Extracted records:
○ ○ ○

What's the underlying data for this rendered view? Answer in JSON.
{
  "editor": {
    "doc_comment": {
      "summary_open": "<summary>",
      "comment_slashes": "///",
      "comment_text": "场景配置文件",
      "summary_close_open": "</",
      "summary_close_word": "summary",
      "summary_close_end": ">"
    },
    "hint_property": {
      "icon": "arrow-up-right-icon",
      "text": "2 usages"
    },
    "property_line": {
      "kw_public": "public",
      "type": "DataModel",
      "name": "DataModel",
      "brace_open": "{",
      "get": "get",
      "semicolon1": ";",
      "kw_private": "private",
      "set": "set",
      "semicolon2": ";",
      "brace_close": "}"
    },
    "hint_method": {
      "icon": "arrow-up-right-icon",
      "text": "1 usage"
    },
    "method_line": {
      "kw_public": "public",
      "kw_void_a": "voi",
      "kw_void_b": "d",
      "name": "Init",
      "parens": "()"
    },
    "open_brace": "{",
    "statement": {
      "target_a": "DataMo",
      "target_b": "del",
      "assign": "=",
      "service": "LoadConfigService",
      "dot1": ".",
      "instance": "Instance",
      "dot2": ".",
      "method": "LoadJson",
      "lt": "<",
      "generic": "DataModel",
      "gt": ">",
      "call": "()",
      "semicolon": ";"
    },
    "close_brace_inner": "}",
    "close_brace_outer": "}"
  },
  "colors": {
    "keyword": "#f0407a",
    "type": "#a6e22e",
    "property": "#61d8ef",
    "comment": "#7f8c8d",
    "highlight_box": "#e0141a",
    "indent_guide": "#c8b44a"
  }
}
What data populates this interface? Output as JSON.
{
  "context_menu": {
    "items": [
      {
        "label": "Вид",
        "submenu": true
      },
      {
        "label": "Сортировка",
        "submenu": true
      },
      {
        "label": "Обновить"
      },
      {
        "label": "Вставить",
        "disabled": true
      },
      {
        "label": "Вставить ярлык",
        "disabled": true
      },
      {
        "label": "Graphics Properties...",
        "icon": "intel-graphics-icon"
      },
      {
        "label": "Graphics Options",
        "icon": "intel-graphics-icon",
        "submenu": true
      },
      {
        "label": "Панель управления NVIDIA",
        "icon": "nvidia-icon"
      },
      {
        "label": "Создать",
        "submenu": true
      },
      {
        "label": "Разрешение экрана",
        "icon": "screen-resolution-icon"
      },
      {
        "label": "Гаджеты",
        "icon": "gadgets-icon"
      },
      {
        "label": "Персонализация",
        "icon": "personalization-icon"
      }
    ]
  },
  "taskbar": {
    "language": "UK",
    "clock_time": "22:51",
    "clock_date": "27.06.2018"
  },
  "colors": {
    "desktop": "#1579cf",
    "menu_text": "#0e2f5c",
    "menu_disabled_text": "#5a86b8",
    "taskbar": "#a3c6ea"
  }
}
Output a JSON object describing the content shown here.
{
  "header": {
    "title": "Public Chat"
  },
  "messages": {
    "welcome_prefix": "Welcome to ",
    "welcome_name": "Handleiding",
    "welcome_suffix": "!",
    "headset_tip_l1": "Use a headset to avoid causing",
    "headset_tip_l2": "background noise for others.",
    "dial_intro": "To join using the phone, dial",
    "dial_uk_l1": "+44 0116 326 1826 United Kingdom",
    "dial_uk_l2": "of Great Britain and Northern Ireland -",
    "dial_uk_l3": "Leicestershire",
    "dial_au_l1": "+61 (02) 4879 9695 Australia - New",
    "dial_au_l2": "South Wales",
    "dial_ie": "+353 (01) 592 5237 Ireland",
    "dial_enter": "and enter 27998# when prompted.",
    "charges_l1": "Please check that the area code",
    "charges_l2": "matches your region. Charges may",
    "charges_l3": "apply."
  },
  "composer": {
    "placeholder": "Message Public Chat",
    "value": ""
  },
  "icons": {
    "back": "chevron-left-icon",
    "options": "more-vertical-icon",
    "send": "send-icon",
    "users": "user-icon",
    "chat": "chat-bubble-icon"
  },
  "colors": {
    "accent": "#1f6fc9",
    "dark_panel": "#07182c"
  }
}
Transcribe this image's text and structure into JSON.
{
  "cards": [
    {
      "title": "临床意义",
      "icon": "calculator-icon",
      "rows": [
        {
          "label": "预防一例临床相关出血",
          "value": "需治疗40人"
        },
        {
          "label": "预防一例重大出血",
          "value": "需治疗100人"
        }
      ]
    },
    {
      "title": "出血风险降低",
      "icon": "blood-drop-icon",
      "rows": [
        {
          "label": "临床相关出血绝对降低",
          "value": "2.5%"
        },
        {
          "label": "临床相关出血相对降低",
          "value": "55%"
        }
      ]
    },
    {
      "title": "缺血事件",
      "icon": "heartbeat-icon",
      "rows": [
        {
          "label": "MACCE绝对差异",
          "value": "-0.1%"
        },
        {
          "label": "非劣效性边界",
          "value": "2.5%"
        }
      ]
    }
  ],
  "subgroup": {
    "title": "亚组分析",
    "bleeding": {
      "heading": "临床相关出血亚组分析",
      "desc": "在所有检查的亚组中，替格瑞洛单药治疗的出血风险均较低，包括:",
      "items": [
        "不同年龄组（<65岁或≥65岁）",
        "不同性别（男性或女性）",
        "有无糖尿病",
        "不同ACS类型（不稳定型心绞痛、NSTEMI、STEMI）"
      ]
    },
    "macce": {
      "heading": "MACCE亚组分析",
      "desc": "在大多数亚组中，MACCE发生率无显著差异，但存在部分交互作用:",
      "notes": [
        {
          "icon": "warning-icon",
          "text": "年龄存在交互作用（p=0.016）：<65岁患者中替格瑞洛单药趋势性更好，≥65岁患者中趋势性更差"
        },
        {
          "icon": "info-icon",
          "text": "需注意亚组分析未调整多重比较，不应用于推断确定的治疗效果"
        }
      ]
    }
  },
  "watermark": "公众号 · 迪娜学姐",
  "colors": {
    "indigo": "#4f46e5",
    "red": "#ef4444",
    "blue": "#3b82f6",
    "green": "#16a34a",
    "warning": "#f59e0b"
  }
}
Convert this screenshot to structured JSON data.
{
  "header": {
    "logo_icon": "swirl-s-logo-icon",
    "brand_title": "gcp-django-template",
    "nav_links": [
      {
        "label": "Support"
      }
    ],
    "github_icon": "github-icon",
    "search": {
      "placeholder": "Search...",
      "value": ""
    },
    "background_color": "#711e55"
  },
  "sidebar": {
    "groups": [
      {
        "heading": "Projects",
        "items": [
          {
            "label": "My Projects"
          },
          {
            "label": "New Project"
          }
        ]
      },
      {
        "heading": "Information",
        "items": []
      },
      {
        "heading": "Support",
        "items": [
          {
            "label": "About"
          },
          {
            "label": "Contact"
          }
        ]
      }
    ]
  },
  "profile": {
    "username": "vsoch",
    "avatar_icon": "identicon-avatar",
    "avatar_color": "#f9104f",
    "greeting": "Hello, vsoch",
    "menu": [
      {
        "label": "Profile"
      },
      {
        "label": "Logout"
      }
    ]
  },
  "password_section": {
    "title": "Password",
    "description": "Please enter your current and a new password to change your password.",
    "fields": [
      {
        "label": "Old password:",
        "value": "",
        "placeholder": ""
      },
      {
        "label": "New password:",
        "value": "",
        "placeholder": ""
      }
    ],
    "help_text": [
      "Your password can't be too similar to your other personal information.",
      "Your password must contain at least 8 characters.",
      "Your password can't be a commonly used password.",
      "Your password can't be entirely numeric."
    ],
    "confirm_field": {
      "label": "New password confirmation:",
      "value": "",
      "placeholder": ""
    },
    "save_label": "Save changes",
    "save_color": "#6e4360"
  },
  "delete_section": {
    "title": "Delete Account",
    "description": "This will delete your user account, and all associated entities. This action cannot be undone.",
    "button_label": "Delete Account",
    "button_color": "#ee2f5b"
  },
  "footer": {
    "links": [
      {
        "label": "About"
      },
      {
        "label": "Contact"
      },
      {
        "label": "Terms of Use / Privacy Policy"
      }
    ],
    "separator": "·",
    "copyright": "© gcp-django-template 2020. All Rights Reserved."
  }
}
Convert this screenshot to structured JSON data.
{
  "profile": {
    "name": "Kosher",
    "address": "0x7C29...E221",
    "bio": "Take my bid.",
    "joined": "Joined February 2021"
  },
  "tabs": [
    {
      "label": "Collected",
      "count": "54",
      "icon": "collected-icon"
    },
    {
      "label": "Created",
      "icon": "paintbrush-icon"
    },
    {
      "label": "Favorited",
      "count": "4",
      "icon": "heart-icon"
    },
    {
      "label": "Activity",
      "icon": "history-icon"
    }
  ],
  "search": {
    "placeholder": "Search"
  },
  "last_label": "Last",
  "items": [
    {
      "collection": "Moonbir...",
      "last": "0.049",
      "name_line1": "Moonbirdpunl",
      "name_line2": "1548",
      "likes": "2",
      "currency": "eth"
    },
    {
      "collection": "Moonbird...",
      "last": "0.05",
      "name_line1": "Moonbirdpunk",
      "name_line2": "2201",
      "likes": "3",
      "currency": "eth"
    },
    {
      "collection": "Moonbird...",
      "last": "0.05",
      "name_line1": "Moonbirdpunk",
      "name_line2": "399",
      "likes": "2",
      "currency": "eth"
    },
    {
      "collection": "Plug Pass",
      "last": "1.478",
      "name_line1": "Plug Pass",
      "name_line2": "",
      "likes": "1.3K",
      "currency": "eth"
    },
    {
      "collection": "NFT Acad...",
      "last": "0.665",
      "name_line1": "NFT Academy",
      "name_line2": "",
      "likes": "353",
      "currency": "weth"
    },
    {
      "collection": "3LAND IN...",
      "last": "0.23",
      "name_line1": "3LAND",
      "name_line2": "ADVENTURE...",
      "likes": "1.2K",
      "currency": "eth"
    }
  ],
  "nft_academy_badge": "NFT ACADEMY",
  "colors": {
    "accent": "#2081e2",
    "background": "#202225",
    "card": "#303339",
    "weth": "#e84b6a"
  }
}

○ ○ ○

Copy out every line from the records that has the word "django".

OUTPUT FOR THIS TASK:
    "brand_title": "gcp-django-template",
    "copyright": "© gcp-django-template 2020. All Rights Reserved."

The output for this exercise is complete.